→ What is required
Tally the lines that include the word "ограниченный" and reply with nothing but the total.

→ Dataset records
**********

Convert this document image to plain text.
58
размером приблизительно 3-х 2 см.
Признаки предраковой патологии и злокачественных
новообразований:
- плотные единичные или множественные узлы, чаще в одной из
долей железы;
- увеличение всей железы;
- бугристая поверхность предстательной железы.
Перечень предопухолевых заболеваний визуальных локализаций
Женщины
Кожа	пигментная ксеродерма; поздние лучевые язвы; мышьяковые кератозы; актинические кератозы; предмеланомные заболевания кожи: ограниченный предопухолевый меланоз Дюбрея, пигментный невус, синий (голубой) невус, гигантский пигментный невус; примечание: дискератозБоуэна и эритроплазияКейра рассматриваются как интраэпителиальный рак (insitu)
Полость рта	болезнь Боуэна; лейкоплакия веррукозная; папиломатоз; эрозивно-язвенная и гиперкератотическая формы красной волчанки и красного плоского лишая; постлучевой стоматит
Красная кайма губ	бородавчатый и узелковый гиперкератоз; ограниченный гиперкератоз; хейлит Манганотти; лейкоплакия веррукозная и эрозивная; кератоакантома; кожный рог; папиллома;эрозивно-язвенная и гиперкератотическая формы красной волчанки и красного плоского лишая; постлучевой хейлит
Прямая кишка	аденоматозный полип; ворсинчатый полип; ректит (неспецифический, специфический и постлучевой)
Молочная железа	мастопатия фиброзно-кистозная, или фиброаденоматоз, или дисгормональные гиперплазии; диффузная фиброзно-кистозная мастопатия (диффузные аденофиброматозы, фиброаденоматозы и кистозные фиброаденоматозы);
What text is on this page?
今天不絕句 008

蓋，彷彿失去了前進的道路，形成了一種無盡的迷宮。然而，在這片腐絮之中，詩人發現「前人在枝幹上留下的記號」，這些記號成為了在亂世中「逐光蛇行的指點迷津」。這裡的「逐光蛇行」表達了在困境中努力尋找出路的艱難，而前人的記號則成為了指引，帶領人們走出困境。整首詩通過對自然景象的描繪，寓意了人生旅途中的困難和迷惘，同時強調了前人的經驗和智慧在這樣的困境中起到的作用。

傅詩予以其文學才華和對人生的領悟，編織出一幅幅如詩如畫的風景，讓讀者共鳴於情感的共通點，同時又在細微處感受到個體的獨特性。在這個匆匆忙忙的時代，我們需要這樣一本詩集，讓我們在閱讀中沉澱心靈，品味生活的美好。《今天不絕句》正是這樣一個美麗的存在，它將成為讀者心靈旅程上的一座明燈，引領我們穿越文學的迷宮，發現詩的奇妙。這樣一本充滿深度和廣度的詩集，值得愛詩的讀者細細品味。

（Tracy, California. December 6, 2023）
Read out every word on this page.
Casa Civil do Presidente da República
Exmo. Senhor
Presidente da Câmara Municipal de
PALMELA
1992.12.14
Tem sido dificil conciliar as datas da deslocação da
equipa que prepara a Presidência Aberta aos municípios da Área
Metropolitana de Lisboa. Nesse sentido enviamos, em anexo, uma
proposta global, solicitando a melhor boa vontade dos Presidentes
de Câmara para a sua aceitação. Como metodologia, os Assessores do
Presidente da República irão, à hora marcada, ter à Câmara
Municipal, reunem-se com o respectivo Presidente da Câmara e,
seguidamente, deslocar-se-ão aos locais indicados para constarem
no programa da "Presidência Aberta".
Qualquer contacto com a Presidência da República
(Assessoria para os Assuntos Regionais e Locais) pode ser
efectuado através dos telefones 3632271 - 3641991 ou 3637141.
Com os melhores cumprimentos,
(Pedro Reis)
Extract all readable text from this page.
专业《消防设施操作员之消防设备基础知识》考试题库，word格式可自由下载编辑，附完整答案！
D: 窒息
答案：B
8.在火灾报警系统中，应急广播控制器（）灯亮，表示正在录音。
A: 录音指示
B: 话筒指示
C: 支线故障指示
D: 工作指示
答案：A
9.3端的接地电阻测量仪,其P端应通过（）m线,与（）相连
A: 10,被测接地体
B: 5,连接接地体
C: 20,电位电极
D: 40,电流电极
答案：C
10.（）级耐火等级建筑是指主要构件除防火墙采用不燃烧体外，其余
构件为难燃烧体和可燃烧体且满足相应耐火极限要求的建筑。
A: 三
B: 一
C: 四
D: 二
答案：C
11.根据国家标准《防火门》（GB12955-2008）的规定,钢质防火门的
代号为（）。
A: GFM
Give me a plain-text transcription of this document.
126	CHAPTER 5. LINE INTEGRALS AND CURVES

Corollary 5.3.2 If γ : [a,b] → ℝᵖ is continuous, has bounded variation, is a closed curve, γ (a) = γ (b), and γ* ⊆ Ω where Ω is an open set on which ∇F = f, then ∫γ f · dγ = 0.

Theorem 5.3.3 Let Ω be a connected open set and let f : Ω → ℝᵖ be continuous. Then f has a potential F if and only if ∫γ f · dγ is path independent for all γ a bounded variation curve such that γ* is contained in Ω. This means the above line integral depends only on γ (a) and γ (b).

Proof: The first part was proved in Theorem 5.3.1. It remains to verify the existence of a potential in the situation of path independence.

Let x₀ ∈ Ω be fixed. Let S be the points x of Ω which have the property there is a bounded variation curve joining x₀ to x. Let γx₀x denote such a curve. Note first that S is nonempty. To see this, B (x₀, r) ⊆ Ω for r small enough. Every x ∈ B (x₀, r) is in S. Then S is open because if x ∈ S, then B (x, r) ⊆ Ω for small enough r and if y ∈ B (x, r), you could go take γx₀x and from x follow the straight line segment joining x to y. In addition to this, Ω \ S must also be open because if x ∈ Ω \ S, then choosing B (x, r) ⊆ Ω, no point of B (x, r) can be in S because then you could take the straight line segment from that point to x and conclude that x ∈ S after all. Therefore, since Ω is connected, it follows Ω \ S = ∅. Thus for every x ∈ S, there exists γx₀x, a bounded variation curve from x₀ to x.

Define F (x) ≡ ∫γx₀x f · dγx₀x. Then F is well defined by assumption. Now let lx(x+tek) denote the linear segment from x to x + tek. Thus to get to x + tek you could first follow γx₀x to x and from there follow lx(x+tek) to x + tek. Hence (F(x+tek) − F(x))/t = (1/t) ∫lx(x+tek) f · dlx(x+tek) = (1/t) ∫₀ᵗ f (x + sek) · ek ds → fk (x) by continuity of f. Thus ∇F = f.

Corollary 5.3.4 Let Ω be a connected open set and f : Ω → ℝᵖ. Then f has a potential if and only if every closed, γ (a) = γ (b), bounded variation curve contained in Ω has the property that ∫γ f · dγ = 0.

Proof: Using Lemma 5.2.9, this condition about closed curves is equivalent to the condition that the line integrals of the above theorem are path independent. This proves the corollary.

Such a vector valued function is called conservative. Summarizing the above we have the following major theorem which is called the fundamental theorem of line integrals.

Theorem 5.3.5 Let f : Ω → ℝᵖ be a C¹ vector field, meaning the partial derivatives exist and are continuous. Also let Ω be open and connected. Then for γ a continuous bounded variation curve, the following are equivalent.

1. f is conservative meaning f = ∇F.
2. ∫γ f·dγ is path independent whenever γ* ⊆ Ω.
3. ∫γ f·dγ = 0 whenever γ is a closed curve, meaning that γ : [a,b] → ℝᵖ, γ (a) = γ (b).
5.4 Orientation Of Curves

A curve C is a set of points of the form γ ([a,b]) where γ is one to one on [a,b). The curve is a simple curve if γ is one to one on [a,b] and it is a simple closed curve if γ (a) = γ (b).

**********

→ The result
2